**Data items**:
════════════════
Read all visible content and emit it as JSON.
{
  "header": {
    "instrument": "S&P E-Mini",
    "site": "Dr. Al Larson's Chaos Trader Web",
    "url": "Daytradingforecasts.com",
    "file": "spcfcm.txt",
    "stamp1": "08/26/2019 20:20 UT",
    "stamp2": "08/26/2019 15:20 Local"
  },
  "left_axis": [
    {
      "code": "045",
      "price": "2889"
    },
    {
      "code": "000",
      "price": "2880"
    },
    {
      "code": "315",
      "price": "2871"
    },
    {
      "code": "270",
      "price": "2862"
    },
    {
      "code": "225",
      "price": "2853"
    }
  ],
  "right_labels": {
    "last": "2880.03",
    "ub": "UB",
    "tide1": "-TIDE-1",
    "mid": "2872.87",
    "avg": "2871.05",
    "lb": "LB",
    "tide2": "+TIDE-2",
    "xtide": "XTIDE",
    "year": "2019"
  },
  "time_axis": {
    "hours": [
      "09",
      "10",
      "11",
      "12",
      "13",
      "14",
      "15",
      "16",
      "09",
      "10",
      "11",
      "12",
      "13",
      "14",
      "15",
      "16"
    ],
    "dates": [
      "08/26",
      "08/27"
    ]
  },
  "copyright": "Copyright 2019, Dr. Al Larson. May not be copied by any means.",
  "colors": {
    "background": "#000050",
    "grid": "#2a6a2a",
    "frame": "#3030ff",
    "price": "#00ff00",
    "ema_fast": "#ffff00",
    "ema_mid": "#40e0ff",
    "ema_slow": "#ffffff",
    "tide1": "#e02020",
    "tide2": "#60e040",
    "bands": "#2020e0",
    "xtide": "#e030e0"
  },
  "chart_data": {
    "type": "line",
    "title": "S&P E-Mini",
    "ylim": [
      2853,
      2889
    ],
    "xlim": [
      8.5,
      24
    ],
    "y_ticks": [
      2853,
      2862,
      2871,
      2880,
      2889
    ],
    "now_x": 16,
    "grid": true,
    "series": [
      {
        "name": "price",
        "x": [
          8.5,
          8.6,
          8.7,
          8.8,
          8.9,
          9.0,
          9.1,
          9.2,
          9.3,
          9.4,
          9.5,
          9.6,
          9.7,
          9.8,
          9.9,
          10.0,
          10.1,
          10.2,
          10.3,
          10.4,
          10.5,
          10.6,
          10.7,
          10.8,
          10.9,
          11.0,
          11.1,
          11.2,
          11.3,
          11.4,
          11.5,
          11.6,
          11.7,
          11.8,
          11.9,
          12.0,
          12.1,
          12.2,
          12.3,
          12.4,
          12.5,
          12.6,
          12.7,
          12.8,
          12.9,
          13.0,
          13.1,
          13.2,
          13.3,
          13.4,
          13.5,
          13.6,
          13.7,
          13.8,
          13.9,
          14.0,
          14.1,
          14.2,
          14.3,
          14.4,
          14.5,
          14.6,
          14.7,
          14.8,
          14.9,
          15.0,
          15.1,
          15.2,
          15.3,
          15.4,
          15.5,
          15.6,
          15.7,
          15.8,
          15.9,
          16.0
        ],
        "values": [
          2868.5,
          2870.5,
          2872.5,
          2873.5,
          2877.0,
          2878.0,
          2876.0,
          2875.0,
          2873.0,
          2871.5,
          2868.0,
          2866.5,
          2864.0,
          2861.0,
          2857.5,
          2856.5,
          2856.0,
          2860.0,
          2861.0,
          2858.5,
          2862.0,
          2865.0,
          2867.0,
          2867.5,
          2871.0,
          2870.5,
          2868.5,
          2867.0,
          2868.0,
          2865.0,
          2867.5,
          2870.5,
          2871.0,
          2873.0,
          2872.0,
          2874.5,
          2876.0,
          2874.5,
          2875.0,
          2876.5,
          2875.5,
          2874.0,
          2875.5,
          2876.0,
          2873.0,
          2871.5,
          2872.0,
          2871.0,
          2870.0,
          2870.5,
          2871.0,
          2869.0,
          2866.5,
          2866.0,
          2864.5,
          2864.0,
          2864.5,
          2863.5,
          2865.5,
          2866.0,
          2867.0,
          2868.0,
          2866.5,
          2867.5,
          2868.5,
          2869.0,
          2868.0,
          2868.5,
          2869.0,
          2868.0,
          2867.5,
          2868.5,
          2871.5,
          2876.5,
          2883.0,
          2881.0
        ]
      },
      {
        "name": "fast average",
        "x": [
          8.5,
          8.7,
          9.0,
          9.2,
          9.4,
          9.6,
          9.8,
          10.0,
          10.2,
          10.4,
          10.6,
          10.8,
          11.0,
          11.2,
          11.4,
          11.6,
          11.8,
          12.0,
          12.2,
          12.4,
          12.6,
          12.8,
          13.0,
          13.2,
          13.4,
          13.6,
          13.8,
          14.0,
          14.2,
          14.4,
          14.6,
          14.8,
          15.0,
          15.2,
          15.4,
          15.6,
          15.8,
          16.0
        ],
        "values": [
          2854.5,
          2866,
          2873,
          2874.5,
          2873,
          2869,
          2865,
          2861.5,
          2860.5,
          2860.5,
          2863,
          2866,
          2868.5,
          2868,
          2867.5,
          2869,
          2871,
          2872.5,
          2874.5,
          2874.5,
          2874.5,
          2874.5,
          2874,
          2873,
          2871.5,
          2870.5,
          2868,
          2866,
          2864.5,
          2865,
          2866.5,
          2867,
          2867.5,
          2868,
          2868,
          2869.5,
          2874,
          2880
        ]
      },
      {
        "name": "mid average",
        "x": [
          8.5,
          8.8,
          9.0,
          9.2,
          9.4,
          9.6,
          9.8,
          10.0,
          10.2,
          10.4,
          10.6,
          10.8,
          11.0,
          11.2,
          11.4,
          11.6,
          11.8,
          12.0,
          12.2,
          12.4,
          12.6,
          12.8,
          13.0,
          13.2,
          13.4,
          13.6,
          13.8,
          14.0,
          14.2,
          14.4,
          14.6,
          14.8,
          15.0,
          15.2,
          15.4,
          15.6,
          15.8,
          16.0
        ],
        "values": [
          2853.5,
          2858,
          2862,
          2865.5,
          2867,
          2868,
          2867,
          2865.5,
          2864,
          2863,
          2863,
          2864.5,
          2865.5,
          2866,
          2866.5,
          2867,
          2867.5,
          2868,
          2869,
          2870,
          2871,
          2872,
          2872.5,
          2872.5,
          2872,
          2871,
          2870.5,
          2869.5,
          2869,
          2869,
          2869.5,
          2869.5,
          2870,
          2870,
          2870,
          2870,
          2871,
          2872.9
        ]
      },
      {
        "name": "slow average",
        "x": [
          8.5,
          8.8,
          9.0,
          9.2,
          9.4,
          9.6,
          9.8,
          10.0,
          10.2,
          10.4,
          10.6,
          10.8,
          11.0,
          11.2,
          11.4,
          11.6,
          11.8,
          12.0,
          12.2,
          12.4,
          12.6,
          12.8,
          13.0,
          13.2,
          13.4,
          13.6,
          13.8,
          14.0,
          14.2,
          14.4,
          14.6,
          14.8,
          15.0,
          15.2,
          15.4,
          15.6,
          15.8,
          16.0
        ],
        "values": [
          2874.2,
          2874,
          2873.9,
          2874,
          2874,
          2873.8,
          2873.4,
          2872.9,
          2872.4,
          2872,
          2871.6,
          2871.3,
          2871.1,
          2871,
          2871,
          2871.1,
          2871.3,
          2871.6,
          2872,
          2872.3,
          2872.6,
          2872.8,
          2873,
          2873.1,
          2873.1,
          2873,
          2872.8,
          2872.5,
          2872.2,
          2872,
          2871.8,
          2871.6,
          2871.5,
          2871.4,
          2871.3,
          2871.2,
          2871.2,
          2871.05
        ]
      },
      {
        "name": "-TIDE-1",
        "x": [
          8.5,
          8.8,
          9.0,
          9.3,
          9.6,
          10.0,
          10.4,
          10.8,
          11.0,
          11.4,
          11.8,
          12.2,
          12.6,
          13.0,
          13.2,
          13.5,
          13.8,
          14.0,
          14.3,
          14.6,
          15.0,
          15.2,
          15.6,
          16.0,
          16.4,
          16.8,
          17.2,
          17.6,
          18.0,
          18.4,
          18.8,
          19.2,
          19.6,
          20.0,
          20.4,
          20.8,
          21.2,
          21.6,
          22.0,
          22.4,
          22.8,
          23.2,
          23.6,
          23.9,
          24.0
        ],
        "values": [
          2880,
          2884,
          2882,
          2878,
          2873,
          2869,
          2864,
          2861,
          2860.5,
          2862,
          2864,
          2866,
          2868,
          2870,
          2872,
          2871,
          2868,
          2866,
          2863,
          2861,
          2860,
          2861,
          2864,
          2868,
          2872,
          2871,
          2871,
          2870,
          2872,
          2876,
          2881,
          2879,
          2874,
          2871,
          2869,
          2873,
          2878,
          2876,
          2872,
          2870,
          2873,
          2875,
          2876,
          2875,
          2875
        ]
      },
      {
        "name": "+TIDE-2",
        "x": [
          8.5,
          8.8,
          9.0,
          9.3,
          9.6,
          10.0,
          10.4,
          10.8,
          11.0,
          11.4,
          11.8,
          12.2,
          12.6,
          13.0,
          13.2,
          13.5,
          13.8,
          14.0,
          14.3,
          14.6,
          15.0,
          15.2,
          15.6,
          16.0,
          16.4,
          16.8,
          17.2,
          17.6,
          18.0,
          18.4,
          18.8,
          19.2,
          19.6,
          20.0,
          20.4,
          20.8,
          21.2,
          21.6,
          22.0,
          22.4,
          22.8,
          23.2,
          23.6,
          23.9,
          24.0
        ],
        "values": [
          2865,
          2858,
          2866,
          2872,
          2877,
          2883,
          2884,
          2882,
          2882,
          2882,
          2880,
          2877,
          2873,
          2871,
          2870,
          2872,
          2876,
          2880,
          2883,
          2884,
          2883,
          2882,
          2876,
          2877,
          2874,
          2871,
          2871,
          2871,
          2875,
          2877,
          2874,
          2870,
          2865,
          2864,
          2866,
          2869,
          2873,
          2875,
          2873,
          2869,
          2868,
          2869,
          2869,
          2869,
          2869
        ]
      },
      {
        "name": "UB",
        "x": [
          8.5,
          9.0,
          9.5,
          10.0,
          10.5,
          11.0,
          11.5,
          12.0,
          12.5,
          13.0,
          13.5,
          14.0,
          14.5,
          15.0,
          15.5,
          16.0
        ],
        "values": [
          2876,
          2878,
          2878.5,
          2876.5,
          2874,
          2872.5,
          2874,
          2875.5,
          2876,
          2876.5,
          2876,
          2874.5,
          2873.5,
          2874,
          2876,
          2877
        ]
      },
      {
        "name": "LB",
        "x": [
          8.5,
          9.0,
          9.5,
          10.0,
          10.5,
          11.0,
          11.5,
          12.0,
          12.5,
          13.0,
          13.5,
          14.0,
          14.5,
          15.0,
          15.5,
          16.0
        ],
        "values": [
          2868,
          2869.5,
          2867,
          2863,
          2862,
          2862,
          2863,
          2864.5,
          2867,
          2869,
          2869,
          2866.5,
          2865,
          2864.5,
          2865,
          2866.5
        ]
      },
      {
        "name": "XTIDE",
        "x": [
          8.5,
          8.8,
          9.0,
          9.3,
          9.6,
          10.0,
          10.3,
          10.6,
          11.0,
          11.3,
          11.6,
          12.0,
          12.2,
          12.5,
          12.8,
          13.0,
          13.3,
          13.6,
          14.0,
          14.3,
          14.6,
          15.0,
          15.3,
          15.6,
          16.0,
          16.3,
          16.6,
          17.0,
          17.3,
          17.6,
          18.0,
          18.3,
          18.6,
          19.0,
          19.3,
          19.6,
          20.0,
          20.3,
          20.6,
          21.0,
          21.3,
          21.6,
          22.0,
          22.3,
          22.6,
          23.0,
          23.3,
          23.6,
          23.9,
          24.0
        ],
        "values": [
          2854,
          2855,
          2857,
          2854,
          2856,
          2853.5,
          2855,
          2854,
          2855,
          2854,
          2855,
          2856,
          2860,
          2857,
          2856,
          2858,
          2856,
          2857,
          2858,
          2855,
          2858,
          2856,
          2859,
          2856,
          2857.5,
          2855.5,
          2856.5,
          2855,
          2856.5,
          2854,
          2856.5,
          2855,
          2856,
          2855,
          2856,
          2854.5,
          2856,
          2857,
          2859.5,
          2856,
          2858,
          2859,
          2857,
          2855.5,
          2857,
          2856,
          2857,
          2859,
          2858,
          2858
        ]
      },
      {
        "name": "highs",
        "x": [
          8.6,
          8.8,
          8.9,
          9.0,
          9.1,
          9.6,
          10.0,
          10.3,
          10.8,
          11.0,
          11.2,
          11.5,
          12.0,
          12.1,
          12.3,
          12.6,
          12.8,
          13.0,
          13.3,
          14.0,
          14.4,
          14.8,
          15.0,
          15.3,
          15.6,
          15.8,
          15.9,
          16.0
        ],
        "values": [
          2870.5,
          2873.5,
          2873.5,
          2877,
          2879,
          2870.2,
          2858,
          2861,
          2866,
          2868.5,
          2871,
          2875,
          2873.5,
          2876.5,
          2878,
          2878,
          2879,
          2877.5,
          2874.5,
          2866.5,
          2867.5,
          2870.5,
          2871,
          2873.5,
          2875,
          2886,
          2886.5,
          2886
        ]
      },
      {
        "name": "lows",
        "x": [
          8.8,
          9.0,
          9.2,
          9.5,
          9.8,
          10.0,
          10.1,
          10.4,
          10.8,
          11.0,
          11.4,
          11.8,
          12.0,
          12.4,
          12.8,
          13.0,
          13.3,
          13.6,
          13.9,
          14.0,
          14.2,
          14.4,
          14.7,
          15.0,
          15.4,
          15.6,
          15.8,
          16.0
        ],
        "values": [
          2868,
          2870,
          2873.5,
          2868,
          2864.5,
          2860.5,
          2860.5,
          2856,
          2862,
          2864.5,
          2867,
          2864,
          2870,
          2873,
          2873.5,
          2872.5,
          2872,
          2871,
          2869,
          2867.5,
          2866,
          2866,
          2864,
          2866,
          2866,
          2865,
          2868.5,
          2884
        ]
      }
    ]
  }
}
════════════════
**Aim**: Search the listing for the string "name". Copy each line where it turns up.

**Reply to the task**:
        "name": "price",
        "name": "fast average",
        "name": "mid average",
        "name": "slow average",
        "name": "-TIDE-1",
        "name": "+TIDE-2",
        "name": "UB",
        "name": "LB",
        "name": "XTIDE",
        "name": "highs",
        "name": "lows",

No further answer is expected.